> **AIM**
Could every line of the data be printed exactly as it reads?
─── LISTING
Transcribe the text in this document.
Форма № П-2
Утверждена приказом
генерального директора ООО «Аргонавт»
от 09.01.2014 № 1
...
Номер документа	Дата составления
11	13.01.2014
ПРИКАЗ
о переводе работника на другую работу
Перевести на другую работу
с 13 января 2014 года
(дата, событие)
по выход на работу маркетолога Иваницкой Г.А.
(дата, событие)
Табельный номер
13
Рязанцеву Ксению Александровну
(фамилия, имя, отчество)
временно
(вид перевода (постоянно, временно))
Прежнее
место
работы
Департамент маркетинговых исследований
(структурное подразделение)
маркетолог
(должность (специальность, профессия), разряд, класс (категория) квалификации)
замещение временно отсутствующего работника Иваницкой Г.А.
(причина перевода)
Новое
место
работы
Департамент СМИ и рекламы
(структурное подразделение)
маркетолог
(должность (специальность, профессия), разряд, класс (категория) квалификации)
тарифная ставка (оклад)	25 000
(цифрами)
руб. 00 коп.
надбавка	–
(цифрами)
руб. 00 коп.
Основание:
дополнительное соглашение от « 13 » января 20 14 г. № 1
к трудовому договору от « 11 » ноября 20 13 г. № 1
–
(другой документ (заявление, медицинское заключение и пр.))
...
──────
> **WRITTEN RESPONSE**
Transcribe the text in this document.
Форма № П-2
Утверждена приказом
генерального директора ООО «Аргонавт»
от 09.01.2014 № 1
...
Номер документа	Дата составления
11	13.01.2014
ПРИКАЗ
о переводе работника на другую работу
Перевести на другую работу
с 13 января 2014 года
(дата, событие)
по выход на работу маркетолога Иваницкой Г.А.
(дата, событие)
Табельный номер
13
Рязанцеву Ксению Александровну
(фамилия, имя, отчество)
временно
(вид перевода (постоянно, временно))
Прежнее
место
работы
Департамент маркетинговых исследований
(структурное подразделение)
маркетолог
(должность (специальность, профессия), разряд, класс (категория) квалификации)
замещение временно отсутствующего работника Иваницкой Г.А.
(причина перевода)
Новое
место
работы
Департамент СМИ и рекламы
(структурное подразделение)
маркетолог
(должность (специальность, профессия), разряд, класс (категория) квалификации)
тарифная ставка (оклад)	25 000
(цифрами)
руб. 00 коп.
надбавка	–
(цифрами)
руб. 00 коп.
Основание:
дополнительное соглашение от « 13 » января 20 14 г. № 1
к трудовому договору от « 11 » ноября 20 13 г. № 1
–
(другой документ (заявление, медицинское заключение и пр.))
...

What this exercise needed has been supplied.